-- Items from a data source --
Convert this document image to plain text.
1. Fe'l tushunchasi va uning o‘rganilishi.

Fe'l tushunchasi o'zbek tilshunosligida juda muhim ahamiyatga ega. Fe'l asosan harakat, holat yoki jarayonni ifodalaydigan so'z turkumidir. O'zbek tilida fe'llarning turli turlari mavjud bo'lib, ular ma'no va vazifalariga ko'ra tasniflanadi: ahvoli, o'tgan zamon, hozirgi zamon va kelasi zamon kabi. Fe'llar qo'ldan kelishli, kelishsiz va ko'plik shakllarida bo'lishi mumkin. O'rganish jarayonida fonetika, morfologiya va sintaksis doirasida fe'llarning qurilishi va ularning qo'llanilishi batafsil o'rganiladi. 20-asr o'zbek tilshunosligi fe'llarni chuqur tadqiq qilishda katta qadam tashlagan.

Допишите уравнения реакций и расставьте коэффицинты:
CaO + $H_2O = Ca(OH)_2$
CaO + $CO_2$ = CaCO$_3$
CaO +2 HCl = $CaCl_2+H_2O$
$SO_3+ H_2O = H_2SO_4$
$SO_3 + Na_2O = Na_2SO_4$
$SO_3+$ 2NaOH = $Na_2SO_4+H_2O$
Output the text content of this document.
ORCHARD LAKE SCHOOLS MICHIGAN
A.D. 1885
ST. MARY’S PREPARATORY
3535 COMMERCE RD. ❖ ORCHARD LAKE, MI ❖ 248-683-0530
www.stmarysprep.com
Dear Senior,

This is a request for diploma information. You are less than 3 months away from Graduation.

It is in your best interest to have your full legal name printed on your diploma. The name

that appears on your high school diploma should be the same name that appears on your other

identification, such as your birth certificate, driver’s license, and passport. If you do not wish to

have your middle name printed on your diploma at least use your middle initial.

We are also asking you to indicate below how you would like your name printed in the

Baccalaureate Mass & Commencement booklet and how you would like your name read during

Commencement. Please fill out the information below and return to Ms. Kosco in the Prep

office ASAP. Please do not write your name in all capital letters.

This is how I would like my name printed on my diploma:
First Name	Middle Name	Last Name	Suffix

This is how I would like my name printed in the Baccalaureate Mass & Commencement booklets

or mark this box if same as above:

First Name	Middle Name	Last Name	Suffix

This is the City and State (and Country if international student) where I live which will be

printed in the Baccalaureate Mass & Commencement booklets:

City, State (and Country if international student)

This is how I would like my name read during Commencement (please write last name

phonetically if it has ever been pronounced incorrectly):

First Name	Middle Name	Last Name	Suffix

-- Problem to work on --
Reproduce each record shown above without altering a single word.

-- Solution to the exercise --
Convert this document image to plain text.
1. Fe'l tushunchasi va uning o‘rganilishi.

Fe'l tushunchasi o'zbek tilshunosligida juda muhim ahamiyatga ega. Fe'l asosan harakat, holat yoki jarayonni ifodalaydigan so'z turkumidir. O'zbek tilida fe'llarning turli turlari mavjud bo'lib, ular ma'no va vazifalariga ko'ra tasniflanadi: ahvoli, o'tgan zamon, hozirgi zamon va kelasi zamon kabi. Fe'llar qo'ldan kelishli, kelishsiz va ko'plik shakllarida bo'lishi mumkin. O'rganish jarayonida fonetika, morfologiya va sintaksis doirasida fe'llarning qurilishi va ularning qo'llanilishi batafsil o'rganiladi. 20-asr o'zbek tilshunosligi fe'llarni chuqur tadqiq qilishda katta qadam tashlagan.

Допишите уравнения реакций и расставьте коэффицинты:
CaO + $H_2O = Ca(OH)_2$
CaO + $CO_2$ = CaCO$_3$
CaO +2 HCl = $CaCl_2+H_2O$
$SO_3+ H_2O = H_2SO_4$
$SO_3 + Na_2O = Na_2SO_4$
$SO_3+$ 2NaOH = $Na_2SO_4+H_2O$
Output the text content of this document.
ORCHARD LAKE SCHOOLS MICHIGAN
A.D. 1885
ST. MARY’S PREPARATORY
3535 COMMERCE RD. ❖ ORCHARD LAKE, MI ❖ 248-683-0530
www.stmarysprep.com
Dear Senior,

This is a request for diploma information. You are less than 3 months away from Graduation.

It is in your best interest to have your full legal name printed on your diploma. The name

that appears on your high school diploma should be the same name that appears on your other

identification, such as your birth certificate, driver’s license, and passport. If you do not wish to

have your middle name printed on your diploma at least use your middle initial.

We are also asking you to indicate below how you would like your name printed in the

Baccalaureate Mass & Commencement booklet and how you would like your name read during

Commencement. Please fill out the information below and return to Ms. Kosco in the Prep

office ASAP. Please do not write your name in all capital letters.

This is how I would like my name printed on my diploma:
First Name	Middle Name	Last Name	Suffix

This is how I would like my name printed in the Baccalaureate Mass & Commencement booklets

or mark this box if same as above:

First Name	Middle Name	Last Name	Suffix

This is the City and State (and Country if international student) where I live which will be

printed in the Baccalaureate Mass & Commencement booklets:

City, State (and Country if international student)

This is how I would like my name read during Commencement (please write last name

phonetically if it has ever been pronounced incorrectly):

First Name	Middle Name	Last Name	Suffix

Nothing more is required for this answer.